### The problem
Print all of the data exactly.
• • • • • • •
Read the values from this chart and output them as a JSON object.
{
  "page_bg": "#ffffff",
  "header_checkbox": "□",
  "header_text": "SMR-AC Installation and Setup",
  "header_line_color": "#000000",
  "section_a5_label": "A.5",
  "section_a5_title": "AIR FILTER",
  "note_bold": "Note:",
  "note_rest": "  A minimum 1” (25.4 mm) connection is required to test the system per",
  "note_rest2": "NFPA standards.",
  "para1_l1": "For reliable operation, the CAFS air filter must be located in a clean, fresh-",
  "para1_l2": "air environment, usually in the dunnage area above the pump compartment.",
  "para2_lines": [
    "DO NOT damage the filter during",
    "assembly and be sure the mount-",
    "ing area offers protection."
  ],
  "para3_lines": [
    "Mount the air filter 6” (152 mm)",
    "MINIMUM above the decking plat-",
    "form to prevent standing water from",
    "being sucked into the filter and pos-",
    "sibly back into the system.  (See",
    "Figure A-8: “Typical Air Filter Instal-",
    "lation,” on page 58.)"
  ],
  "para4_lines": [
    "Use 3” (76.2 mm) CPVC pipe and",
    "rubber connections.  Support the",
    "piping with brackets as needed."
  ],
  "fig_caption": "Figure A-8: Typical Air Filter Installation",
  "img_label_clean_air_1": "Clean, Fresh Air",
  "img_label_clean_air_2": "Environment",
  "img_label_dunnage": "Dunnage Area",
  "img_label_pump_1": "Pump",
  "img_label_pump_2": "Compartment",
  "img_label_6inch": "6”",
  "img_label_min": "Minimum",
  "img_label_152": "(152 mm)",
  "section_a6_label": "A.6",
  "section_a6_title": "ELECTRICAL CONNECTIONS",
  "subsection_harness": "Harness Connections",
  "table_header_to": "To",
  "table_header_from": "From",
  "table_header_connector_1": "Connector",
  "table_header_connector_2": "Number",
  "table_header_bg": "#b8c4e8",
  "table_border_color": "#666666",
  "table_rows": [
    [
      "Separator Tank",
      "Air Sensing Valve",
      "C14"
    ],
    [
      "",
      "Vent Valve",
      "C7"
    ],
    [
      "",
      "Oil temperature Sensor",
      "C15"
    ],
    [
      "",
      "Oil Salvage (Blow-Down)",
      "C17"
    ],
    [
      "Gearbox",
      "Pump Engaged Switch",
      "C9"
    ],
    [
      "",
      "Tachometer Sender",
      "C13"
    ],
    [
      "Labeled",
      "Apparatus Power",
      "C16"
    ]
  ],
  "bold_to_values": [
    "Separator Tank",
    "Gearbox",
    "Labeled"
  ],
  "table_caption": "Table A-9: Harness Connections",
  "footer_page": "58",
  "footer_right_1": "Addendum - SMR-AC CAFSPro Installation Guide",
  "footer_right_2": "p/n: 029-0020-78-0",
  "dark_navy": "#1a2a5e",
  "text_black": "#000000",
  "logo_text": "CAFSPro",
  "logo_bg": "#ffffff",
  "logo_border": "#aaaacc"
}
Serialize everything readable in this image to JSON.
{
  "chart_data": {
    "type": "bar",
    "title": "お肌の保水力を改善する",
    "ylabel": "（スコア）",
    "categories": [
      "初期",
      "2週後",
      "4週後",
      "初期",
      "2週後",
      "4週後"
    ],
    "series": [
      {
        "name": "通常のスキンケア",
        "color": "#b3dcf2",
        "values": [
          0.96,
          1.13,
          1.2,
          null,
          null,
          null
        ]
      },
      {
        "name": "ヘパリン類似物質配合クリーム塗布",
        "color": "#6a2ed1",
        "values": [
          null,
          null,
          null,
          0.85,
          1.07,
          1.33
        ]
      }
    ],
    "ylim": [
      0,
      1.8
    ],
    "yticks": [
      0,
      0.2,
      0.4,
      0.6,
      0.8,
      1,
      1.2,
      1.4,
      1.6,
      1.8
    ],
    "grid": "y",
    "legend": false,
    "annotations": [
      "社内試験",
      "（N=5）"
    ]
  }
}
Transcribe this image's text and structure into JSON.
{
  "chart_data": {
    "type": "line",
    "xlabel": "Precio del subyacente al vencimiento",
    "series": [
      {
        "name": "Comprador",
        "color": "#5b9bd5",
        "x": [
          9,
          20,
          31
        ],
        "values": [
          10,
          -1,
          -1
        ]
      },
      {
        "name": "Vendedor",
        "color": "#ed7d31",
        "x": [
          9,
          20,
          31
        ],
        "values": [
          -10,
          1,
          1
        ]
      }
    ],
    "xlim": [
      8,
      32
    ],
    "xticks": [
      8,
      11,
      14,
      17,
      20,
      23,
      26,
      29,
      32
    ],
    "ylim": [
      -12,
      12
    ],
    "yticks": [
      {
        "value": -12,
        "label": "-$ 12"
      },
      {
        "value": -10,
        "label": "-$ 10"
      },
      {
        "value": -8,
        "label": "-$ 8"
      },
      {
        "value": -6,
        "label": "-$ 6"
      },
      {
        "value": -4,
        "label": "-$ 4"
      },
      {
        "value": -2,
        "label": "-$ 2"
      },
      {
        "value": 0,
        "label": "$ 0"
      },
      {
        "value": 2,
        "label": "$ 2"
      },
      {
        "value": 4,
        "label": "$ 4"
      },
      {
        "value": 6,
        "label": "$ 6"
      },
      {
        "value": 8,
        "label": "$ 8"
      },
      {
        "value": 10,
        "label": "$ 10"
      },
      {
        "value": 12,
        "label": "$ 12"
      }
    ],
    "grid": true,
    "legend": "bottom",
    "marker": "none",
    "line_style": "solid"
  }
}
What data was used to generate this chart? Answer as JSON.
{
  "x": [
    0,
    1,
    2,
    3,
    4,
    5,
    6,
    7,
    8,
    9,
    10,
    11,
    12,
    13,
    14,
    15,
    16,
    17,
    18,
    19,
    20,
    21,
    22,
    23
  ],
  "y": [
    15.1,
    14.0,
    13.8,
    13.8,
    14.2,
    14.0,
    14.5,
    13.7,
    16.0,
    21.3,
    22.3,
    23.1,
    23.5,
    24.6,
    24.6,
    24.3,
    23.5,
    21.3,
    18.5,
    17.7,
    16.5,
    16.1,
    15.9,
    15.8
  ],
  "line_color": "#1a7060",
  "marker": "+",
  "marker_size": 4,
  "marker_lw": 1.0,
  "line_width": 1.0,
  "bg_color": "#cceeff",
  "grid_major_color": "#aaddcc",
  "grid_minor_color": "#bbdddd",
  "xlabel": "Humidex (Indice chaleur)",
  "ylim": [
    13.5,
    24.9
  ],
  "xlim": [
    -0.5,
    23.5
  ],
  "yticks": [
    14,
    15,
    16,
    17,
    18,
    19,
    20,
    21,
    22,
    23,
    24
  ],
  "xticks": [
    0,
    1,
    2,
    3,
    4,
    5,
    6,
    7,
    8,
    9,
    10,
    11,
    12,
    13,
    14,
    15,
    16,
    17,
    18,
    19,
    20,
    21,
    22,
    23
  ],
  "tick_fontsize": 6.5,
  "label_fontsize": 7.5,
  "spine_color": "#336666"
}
• • • • • • •
### Solution
Read the values from this chart and output them as a JSON object.
{
  "page_bg": "#ffffff",
  "header_checkbox": "□",
  "header_text": "SMR-AC Installation and Setup",
  "header_line_color": "#000000",
  "section_a5_label": "A.5",
  "section_a5_title": "AIR FILTER",
  "note_bold": "Note:",
  "note_rest": "  A minimum 1” (25.4 mm) connection is required to test the system per",
  "note_rest2": "NFPA standards.",
  "para1_l1": "For reliable operation, the CAFS air filter must be located in a clean, fresh-",
  "para1_l2": "air environment, usually in the dunnage area above the pump compartment.",
  "para2_lines": [
    "DO NOT damage the filter during",
    "assembly and be sure the mount-",
    "ing area offers protection."
  ],
  "para3_lines": [
    "Mount the air filter 6” (152 mm)",
    "MINIMUM above the decking plat-",
    "form to prevent standing water from",
    "being sucked into the filter and pos-",
    "sibly back into the system.  (See",
    "Figure A-8: “Typical Air Filter Instal-",
    "lation,” on page 58.)"
  ],
  "para4_lines": [
    "Use 3” (76.2 mm) CPVC pipe and",
    "rubber connections.  Support the",
    "piping with brackets as needed."
  ],
  "fig_caption": "Figure A-8: Typical Air Filter Installation",
  "img_label_clean_air_1": "Clean, Fresh Air",
  "img_label_clean_air_2": "Environment",
  "img_label_dunnage": "Dunnage Area",
  "img_label_pump_1": "Pump",
  "img_label_pump_2": "Compartment",
  "img_label_6inch": "6”",
  "img_label_min": "Minimum",
  "img_label_152": "(152 mm)",
  "section_a6_label": "A.6",
  "section_a6_title": "ELECTRICAL CONNECTIONS",
  "subsection_harness": "Harness Connections",
  "table_header_to": "To",
  "table_header_from": "From",
  "table_header_connector_1": "Connector",
  "table_header_connector_2": "Number",
  "table_header_bg": "#b8c4e8",
  "table_border_color": "#666666",
  "table_rows": [
    [
      "Separator Tank",
      "Air Sensing Valve",
      "C14"
    ],
    [
      "",
      "Vent Valve",
      "C7"
    ],
    [
      "",
      "Oil temperature Sensor",
      "C15"
    ],
    [
      "",
      "Oil Salvage (Blow-Down)",
      "C17"
    ],
    [
      "Gearbox",
      "Pump Engaged Switch",
      "C9"
    ],
    [
      "",
      "Tachometer Sender",
      "C13"
    ],
    [
      "Labeled",
      "Apparatus Power",
      "C16"
    ]
  ],
  "bold_to_values": [
    "Separator Tank",
    "Gearbox",
    "Labeled"
  ],
  "table_caption": "Table A-9: Harness Connections",
  "footer_page": "58",
  "footer_right_1": "Addendum - SMR-AC CAFSPro Installation Guide",
  "footer_right_2": "p/n: 029-0020-78-0",
  "dark_navy": "#1a2a5e",
  "text_black": "#000000",
  "logo_text": "CAFSPro",
  "logo_bg": "#ffffff",
  "logo_border": "#aaaacc"
}
Serialize everything readable in this image to JSON.
{
  "chart_data": {
    "type": "bar",
    "title": "お肌の保水力を改善する",
    "ylabel": "（スコア）",
    "categories": [
      "初期",
      "2週後",
      "4週後",
      "初期",
      "2週後",
      "4週後"
    ],
    "series": [
      {
        "name": "通常のスキンケア",
        "color": "#b3dcf2",
        "values": [
          0.96,
          1.13,
          1.2,
          null,
          null,
          null
        ]
      },
      {
        "name": "ヘパリン類似物質配合クリーム塗布",
        "color": "#6a2ed1",
        "values": [
          null,
          null,
          null,
          0.85,
          1.07,
          1.33
        ]
      }
    ],
    "ylim": [
      0,
      1.8
    ],
    "yticks": [
      0,
      0.2,
      0.4,
      0.6,
      0.8,
      1,
      1.2,
      1.4,
      1.6,
      1.8
    ],
    "grid": "y",
    "legend": false,
    "annotations": [
      "社内試験",
      "（N=5）"
    ]
  }
}
Transcribe this image's text and structure into JSON.
{
  "chart_data": {
    "type": "line",
    "xlabel": "Precio del subyacente al vencimiento",
    "series": [
      {
        "name": "Comprador",
        "color": "#5b9bd5",
        "x": [
          9,
          20,
          31
        ],
        "values": [
          10,
          -1,
          -1
        ]
      },
      {
        "name": "Vendedor",
        "color": "#ed7d31",
        "x": [
          9,
          20,
          31
        ],
        "values": [
          -10,
          1,
          1
        ]
      }
    ],
    "xlim": [
      8,
      32
    ],
    "xticks": [
      8,
      11,
      14,
      17,
      20,
      23,
      26,
      29,
      32
    ],
    "ylim": [
      -12,
      12
    ],
    "yticks": [
      {
        "value": -12,
        "label": "-$ 12"
      },
      {
        "value": -10,
        "label": "-$ 10"
      },
      {
        "value": -8,
        "label": "-$ 8"
      },
      {
        "value": -6,
        "label": "-$ 6"
      },
      {
        "value": -4,
        "label": "-$ 4"
      },
      {
        "value": -2,
        "label": "-$ 2"
      },
      {
        "value": 0,
        "label": "$ 0"
      },
      {
        "value": 2,
        "label": "$ 2"
      },
      {
        "value": 4,
        "label": "$ 4"
      },
      {
        "value": 6,
        "label": "$ 6"
      },
      {
        "value": 8,
        "label": "$ 8"
      },
      {
        "value": 10,
        "label": "$ 10"
      },
      {
        "value": 12,
        "label": "$ 12"
      }
    ],
    "grid": true,
    "legend": "bottom",
    "marker": "none",
    "line_style": "solid"
  }
}
What data was used to generate this chart? Answer as JSON.
{
  "x": [
    0,
    1,
    2,
    3,
    4,
    5,
    6,
    7,
    8,
    9,
    10,
    11,
    12,
    13,
    14,
    15,
    16,
    17,
    18,
    19,
    20,
    21,
    22,
    23
  ],
  "y": [
    15.1,
    14.0,
    13.8,
    13.8,
    14.2,
    14.0,
    14.5,
    13.7,
    16.0,
    21.3,
    22.3,
    23.1,
    23.5,
    24.6,
    24.6,
    24.3,
    23.5,
    21.3,
    18.5,
    17.7,
    16.5,
    16.1,
    15.9,
    15.8
  ],
  "line_color": "#1a7060",
  "marker": "+",
  "marker_size": 4,
  "marker_lw": 1.0,
  "line_width": 1.0,
  "bg_color": "#cceeff",
  "grid_major_color": "#aaddcc",
  "grid_minor_color": "#bbdddd",
  "xlabel": "Humidex (Indice chaleur)",
  "ylim": [
    13.5,
    24.9
  ],
  "xlim": [
    -0.5,
    23.5
  ],
  "yticks": [
    14,
    15,
    16,
    17,
    18,
    19,
    20,
    21,
    22,
    23,
    24
  ],
  "xticks": [
    0,
    1,
    2,
    3,
    4,
    5,
    6,
    7,
    8,
    9,
    10,
    11,
    12,
    13,
    14,
    15,
    16,
    17,
    18,
    19,
    20,
    21,
    22,
    23
  ],
  "tick_fontsize": 6.5,
  "label_fontsize": 7.5,
  "spine_color": "#336666"
}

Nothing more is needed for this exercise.